[Dataset items]
— BEGIN —

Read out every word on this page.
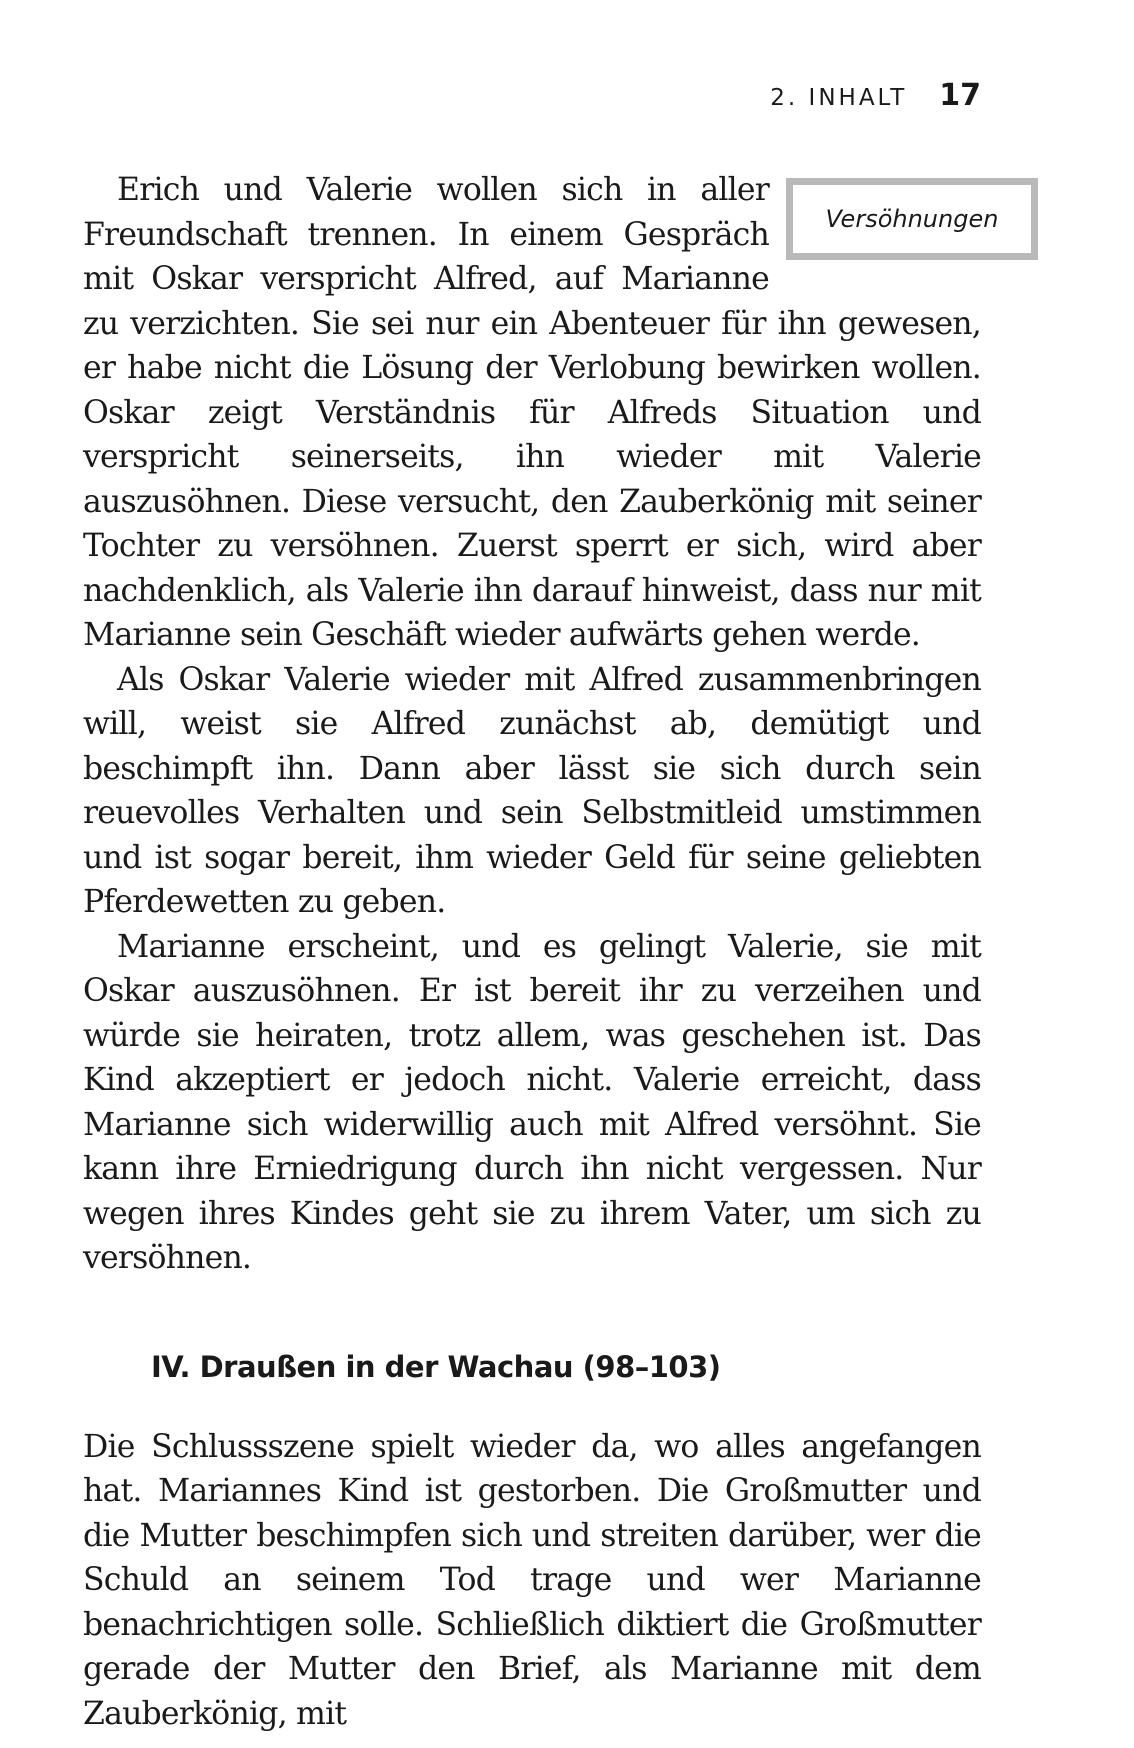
2. INHALT 17
Versöhnungen

Erich und Valerie wollen sich in aller Freundschaft trennen. In einem Gespräch mit Oskar verspricht Alfred, auf Marianne zu verzichten. Sie sei nur ein Abenteuer für ihn gewesen, er habe nicht die Lösung der Verlobung bewirken wollen. Oskar zeigt Verständnis für Alfreds Situation und verspricht seinerseits, ihn wieder mit Valerie auszusöhnen. Diese versucht, den Zauberkönig mit seiner Tochter zu versöhnen. Zuerst sperrt er sich, wird aber nachdenklich, als Valerie ihn darauf hinweist, dass nur mit Marianne sein Geschäft wieder aufwärts gehen werde.

Als Oskar Valerie wieder mit Alfred zusammenbringen will, weist sie Alfred zunächst ab, demütigt und beschimpft ihn. Dann aber lässt sie sich durch sein reuevolles Verhalten und sein Selbstmitleid umstimmen und ist sogar bereit, ihm wieder Geld für seine geliebten Pferdewetten zu geben.

Marianne erscheint, und es gelingt Valerie, sie mit Oskar auszusöhnen. Er ist bereit ihr zu verzeihen und würde sie heiraten, trotz allem, was geschehen ist. Das Kind akzeptiert er jedoch nicht. Valerie erreicht, dass Marianne sich widerwillig auch mit Alfred versöhnt. Sie kann ihre Erniedrigung durch ihn nicht vergessen. Nur wegen ihres Kindes geht sie zu ihrem Vater, um sich zu versöhnen.

IV. Draußen in der Wachau (98–103)

Die Schlussszene spielt wieder da, wo alles angefangen hat. Mariannes Kind ist gestorben. Die Großmutter und die Mutter beschimpfen sich und streiten darüber, wer die Schuld an seinem Tod trage und wer Marianne benachrichtigen solle. Schließlich diktiert die Großmutter gerade der Mutter den Brief, als Marianne mit dem Zauberkönig, mit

— END —

→ **THE REQUEST**: State the number of lines in the records that include "durch", and write nothing else.

→ **THE SOLUTION**: 2